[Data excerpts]
/---

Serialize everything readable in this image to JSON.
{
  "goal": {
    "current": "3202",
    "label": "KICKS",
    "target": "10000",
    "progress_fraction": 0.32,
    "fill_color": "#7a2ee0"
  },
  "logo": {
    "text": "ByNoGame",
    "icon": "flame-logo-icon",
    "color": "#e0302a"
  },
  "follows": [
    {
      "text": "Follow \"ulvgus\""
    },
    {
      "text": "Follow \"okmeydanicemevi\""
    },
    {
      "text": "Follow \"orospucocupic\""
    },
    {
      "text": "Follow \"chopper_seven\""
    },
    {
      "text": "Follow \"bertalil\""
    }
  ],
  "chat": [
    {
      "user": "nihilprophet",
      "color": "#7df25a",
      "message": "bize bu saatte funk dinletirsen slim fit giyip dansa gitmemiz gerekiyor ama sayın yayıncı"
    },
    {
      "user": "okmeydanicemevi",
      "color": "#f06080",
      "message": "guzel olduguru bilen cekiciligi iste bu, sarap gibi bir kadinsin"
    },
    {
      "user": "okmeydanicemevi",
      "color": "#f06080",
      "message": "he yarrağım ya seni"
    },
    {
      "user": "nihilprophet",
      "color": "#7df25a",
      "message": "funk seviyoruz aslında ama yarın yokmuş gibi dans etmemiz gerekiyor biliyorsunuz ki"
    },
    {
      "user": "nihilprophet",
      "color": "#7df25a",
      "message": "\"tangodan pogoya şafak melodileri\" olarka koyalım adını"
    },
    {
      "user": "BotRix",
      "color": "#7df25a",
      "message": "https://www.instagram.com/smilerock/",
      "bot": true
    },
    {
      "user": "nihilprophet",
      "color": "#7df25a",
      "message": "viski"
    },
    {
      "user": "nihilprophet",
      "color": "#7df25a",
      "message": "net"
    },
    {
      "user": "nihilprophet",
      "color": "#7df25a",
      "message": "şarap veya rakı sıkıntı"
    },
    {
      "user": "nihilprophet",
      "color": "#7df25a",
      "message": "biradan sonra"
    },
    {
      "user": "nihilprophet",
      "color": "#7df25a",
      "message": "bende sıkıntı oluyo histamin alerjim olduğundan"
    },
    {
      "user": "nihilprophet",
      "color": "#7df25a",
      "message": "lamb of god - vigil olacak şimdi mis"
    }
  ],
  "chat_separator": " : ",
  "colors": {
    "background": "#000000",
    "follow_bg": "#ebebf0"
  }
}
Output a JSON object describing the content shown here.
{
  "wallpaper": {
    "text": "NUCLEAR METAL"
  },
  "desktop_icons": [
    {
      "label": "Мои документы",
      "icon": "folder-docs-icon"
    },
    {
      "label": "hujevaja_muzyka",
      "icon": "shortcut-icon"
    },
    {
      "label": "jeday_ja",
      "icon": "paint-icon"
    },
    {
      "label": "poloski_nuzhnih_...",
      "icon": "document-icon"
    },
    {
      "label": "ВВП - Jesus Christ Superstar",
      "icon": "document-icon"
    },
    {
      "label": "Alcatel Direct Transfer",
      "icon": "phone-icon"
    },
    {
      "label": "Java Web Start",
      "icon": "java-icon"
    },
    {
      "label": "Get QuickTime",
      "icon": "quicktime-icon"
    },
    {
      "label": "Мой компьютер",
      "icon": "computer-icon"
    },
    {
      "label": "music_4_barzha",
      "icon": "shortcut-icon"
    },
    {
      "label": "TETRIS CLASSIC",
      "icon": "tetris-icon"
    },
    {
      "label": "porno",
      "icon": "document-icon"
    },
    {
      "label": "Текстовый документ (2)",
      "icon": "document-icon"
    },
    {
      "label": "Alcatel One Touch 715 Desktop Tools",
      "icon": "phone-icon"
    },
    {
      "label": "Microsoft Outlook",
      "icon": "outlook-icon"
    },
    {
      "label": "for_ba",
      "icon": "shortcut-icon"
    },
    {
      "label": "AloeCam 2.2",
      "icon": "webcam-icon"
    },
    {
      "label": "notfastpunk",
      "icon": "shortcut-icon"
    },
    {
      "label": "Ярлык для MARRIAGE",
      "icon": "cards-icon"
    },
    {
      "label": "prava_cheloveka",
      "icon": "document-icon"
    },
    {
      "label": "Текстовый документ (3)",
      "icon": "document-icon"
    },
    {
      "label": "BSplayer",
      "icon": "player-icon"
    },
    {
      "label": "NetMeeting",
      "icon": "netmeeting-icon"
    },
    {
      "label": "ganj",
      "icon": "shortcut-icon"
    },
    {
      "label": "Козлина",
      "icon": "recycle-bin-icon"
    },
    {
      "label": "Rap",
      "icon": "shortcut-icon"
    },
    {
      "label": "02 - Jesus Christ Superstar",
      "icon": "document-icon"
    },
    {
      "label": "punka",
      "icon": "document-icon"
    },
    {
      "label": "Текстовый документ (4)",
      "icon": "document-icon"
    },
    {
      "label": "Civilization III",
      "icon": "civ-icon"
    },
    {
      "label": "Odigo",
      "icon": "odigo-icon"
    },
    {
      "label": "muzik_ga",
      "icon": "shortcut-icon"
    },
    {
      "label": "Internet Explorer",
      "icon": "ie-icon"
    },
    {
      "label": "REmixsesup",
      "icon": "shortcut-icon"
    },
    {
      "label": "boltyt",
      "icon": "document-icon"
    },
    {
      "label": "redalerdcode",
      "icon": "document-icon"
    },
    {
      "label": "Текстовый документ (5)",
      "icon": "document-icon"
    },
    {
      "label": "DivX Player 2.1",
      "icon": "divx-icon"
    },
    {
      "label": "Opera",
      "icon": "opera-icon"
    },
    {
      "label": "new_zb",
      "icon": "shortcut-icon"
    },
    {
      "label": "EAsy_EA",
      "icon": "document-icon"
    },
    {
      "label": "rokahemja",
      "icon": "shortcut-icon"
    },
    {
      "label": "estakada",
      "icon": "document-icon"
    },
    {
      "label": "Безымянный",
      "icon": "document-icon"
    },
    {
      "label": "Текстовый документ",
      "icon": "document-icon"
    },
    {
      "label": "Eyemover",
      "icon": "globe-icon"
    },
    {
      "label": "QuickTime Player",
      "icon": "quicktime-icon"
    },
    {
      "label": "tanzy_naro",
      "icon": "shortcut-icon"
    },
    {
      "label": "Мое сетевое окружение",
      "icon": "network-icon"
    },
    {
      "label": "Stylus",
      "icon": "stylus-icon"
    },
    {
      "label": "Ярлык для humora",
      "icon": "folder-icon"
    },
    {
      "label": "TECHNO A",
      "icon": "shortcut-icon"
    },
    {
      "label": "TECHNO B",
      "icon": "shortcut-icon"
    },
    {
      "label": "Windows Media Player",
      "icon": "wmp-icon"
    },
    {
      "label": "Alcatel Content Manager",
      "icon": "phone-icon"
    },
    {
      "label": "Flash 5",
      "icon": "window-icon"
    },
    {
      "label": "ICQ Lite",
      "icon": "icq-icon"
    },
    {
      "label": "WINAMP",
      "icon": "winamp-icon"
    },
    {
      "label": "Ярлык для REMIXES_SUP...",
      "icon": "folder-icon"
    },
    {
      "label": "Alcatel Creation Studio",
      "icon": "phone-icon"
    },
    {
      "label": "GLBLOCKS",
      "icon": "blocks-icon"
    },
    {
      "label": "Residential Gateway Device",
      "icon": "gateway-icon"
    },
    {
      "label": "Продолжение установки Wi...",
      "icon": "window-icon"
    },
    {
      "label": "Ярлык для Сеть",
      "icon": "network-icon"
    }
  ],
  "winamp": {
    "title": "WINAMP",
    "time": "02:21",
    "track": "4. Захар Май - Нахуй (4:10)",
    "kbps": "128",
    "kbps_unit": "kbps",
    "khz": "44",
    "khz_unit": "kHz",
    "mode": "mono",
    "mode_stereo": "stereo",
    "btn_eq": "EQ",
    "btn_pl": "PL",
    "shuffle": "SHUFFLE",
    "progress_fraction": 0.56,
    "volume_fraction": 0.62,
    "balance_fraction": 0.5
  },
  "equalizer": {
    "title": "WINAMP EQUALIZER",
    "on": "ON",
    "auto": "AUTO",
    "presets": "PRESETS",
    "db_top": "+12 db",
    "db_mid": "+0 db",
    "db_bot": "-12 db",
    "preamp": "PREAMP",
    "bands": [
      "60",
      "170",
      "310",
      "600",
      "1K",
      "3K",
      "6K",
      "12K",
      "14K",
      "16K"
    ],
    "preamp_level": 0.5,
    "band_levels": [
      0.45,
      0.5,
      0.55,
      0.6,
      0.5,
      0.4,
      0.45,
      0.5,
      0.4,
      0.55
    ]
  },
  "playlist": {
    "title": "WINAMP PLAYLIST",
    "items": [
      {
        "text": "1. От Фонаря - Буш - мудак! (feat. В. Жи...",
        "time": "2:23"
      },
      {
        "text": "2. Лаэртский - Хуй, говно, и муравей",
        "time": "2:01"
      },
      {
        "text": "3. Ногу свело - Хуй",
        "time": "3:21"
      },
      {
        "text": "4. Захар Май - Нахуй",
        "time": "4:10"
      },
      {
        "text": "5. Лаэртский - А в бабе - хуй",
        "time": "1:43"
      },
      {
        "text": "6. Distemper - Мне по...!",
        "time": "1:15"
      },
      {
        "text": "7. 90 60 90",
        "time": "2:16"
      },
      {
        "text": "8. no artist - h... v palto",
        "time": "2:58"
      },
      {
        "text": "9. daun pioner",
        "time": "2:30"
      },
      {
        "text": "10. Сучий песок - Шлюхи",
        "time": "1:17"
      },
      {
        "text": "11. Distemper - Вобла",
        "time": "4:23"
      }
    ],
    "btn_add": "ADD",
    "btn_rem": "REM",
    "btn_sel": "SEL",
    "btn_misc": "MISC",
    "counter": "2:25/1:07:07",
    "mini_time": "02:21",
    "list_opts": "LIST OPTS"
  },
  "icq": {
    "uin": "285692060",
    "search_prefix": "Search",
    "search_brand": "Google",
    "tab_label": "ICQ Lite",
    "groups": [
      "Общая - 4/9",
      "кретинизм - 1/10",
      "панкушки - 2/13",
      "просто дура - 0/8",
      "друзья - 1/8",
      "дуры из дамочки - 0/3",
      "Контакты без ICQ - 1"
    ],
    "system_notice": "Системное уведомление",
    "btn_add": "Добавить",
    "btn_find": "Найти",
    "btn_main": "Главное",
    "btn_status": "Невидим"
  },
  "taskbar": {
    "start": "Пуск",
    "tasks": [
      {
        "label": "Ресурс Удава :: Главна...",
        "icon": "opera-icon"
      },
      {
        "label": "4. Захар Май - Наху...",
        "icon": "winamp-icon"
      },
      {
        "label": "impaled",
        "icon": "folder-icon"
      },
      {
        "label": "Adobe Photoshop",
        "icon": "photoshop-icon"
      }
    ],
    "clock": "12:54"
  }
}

\---

Exercise task: Among the lines of the material above, how many include the string "folder"? Report only that number.

Answer to the exercise: 4